• Data to use:
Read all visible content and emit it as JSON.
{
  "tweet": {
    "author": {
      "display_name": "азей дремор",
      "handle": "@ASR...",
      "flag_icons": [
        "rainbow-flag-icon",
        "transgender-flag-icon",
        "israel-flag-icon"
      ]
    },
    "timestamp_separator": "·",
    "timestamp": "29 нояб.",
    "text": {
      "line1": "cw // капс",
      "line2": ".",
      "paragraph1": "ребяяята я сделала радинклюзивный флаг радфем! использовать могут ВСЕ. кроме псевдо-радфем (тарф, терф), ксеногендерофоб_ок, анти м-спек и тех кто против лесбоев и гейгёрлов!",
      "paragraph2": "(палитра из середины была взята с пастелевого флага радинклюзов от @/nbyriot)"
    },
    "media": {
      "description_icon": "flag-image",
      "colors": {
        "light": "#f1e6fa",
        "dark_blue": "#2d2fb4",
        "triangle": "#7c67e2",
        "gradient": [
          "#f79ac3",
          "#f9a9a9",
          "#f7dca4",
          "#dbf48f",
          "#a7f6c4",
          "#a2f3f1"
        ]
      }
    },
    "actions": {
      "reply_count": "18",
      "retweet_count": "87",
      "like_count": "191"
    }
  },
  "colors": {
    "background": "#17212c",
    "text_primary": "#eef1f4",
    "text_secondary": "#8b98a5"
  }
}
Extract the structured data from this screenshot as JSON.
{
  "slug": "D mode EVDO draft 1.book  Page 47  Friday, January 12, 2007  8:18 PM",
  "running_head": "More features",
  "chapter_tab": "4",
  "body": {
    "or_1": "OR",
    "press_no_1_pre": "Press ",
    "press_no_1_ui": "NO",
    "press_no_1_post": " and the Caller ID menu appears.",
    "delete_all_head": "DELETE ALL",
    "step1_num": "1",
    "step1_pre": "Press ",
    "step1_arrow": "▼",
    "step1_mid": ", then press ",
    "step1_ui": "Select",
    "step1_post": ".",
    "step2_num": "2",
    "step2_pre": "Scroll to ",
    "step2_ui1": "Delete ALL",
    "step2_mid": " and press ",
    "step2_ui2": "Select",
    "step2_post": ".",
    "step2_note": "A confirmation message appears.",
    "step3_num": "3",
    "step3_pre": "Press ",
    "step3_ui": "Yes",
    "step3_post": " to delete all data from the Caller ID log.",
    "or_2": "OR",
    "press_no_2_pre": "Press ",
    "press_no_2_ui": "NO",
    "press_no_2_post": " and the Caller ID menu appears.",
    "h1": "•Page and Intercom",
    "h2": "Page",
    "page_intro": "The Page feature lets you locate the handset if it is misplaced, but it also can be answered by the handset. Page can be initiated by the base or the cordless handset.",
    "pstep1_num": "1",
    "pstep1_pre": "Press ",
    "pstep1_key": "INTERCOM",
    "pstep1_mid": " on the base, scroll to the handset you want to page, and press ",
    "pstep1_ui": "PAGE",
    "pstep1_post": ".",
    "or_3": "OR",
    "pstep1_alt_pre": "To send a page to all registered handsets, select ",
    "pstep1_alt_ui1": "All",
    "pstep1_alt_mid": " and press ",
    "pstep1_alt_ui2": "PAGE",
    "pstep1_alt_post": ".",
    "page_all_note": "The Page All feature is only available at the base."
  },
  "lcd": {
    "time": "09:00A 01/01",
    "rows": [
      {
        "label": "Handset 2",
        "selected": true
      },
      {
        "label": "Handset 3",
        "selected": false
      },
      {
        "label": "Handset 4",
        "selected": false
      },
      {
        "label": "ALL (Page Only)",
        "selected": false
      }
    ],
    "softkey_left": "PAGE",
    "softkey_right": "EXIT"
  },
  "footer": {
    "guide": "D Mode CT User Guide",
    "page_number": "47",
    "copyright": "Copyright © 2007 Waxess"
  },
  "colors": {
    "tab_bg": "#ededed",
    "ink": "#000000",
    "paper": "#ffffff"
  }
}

• What you should do:
Transcribe the whole listing with nothing added or left out.

• The completed task:
Read all visible content and emit it as JSON.
{
  "tweet": {
    "author": {
      "display_name": "азей дремор",
      "handle": "@ASR...",
      "flag_icons": [
        "rainbow-flag-icon",
        "transgender-flag-icon",
        "israel-flag-icon"
      ]
    },
    "timestamp_separator": "·",
    "timestamp": "29 нояб.",
    "text": {
      "line1": "cw // капс",
      "line2": ".",
      "paragraph1": "ребяяята я сделала радинклюзивный флаг радфем! использовать могут ВСЕ. кроме псевдо-радфем (тарф, терф), ксеногендерофоб_ок, анти м-спек и тех кто против лесбоев и гейгёрлов!",
      "paragraph2": "(палитра из середины была взята с пастелевого флага радинклюзов от @/nbyriot)"
    },
    "media": {
      "description_icon": "flag-image",
      "colors": {
        "light": "#f1e6fa",
        "dark_blue": "#2d2fb4",
        "triangle": "#7c67e2",
        "gradient": [
          "#f79ac3",
          "#f9a9a9",
          "#f7dca4",
          "#dbf48f",
          "#a7f6c4",
          "#a2f3f1"
        ]
      }
    },
    "actions": {
      "reply_count": "18",
      "retweet_count": "87",
      "like_count": "191"
    }
  },
  "colors": {
    "background": "#17212c",
    "text_primary": "#eef1f4",
    "text_secondary": "#8b98a5"
  }
}
Extract the structured data from this screenshot as JSON.
{
  "slug": "D mode EVDO draft 1.book  Page 47  Friday, January 12, 2007  8:18 PM",
  "running_head": "More features",
  "chapter_tab": "4",
  "body": {
    "or_1": "OR",
    "press_no_1_pre": "Press ",
    "press_no_1_ui": "NO",
    "press_no_1_post": " and the Caller ID menu appears.",
    "delete_all_head": "DELETE ALL",
    "step1_num": "1",
    "step1_pre": "Press ",
    "step1_arrow": "▼",
    "step1_mid": ", then press ",
    "step1_ui": "Select",
    "step1_post": ".",
    "step2_num": "2",
    "step2_pre": "Scroll to ",
    "step2_ui1": "Delete ALL",
    "step2_mid": " and press ",
    "step2_ui2": "Select",
    "step2_post": ".",
    "step2_note": "A confirmation message appears.",
    "step3_num": "3",
    "step3_pre": "Press ",
    "step3_ui": "Yes",
    "step3_post": " to delete all data from the Caller ID log.",
    "or_2": "OR",
    "press_no_2_pre": "Press ",
    "press_no_2_ui": "NO",
    "press_no_2_post": " and the Caller ID menu appears.",
    "h1": "•Page and Intercom",
    "h2": "Page",
    "page_intro": "The Page feature lets you locate the handset if it is misplaced, but it also can be answered by the handset. Page can be initiated by the base or the cordless handset.",
    "pstep1_num": "1",
    "pstep1_pre": "Press ",
    "pstep1_key": "INTERCOM",
    "pstep1_mid": " on the base, scroll to the handset you want to page, and press ",
    "pstep1_ui": "PAGE",
    "pstep1_post": ".",
    "or_3": "OR",
    "pstep1_alt_pre": "To send a page to all registered handsets, select ",
    "pstep1_alt_ui1": "All",
    "pstep1_alt_mid": " and press ",
    "pstep1_alt_ui2": "PAGE",
    "pstep1_alt_post": ".",
    "page_all_note": "The Page All feature is only available at the base."
  },
  "lcd": {
    "time": "09:00A 01/01",
    "rows": [
      {
        "label": "Handset 2",
        "selected": true
      },
      {
        "label": "Handset 3",
        "selected": false
      },
      {
        "label": "Handset 4",
        "selected": false
      },
      {
        "label": "ALL (Page Only)",
        "selected": false
      }
    ],
    "softkey_left": "PAGE",
    "softkey_right": "EXIT"
  },
  "footer": {
    "guide": "D Mode CT User Guide",
    "page_number": "47",
    "copyright": "Copyright © 2007 Waxess"
  },
  "colors": {
    "tab_bg": "#ededed",
    "ink": "#000000",
    "paper": "#ffffff"
  }
}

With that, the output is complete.